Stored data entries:
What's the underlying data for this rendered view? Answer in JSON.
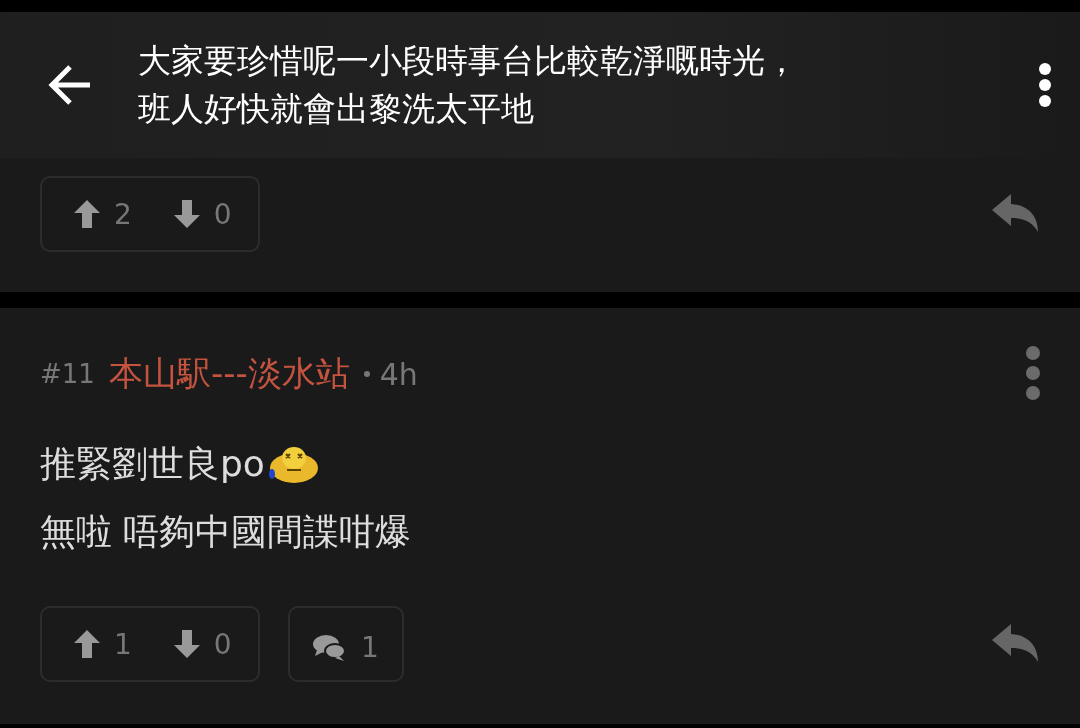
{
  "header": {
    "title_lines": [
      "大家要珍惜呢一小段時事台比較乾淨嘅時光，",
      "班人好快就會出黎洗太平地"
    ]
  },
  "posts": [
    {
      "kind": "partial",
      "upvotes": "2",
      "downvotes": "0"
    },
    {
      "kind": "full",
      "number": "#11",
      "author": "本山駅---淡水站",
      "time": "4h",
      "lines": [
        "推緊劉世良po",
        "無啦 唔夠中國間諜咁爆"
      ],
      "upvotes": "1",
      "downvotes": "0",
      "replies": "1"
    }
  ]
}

==

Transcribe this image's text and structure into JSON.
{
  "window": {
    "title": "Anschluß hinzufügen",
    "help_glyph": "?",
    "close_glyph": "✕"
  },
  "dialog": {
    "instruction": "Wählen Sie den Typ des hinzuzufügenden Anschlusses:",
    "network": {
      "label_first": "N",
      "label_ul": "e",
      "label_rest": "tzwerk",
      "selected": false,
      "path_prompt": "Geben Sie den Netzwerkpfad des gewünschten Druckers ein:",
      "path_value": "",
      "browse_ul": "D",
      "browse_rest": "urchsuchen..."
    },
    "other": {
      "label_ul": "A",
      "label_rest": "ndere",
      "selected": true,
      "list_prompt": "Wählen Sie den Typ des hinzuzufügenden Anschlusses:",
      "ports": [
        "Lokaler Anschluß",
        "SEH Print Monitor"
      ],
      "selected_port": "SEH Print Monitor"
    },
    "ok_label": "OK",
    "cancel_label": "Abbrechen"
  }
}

---

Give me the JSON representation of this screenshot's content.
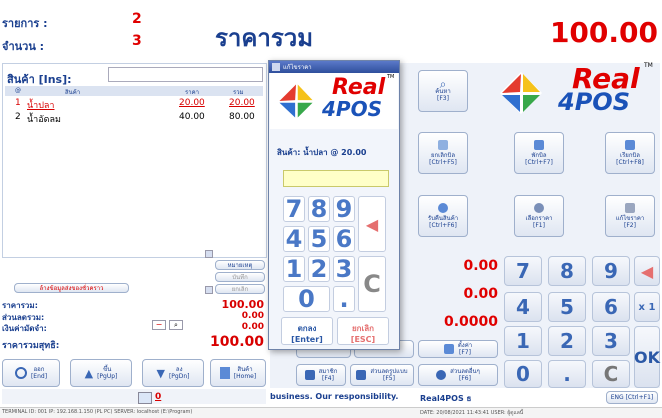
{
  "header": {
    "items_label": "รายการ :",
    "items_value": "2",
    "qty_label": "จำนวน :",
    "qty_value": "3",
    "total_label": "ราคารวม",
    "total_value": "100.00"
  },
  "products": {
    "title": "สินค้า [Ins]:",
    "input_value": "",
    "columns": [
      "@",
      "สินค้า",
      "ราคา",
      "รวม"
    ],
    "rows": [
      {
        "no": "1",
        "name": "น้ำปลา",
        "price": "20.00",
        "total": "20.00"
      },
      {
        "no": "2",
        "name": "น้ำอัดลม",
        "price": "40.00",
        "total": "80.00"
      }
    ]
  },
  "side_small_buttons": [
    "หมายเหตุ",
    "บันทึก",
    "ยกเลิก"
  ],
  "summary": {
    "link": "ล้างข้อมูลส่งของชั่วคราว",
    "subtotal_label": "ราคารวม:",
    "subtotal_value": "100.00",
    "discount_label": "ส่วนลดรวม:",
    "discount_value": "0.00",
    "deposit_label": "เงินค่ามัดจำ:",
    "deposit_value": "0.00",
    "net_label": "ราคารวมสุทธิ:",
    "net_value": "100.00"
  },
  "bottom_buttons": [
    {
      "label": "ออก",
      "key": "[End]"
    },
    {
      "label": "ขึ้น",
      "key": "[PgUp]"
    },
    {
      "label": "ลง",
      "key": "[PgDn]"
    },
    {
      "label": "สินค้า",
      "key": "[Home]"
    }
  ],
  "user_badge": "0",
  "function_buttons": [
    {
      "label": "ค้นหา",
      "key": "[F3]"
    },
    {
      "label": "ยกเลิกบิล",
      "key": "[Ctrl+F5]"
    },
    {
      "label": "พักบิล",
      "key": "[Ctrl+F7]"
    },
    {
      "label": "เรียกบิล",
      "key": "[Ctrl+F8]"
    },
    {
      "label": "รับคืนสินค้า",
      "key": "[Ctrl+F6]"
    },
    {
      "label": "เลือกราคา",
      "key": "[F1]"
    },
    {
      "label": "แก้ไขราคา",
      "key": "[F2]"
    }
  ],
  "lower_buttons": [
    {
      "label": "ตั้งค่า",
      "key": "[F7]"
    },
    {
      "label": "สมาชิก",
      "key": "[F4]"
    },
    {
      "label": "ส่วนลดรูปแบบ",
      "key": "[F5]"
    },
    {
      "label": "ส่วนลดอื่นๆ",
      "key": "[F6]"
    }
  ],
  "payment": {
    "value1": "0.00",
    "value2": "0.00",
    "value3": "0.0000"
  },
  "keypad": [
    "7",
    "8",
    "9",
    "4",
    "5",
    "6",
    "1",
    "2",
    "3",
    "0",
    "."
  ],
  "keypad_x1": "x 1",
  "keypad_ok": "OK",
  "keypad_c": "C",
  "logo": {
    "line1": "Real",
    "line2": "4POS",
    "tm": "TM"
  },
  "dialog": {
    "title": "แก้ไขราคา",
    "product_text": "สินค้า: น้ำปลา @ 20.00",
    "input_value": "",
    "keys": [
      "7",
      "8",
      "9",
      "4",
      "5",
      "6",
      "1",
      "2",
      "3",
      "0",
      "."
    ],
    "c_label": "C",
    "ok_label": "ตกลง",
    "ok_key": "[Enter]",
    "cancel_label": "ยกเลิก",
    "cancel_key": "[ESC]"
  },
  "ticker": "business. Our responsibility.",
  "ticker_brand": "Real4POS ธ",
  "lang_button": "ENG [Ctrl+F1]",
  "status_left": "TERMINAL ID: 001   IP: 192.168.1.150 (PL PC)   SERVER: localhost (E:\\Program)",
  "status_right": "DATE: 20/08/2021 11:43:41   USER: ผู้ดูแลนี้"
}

● **REQUIRED TASK**:
Find every line that has "hinzuzufügenden" in it, then return those lines.

● **THE RESPONSE**:
    "instruction": "Wählen Sie den Typ des hinzuzufügenden Anschlusses:",
      "list_prompt": "Wählen Sie den Typ des hinzuzufügenden Anschlusses:",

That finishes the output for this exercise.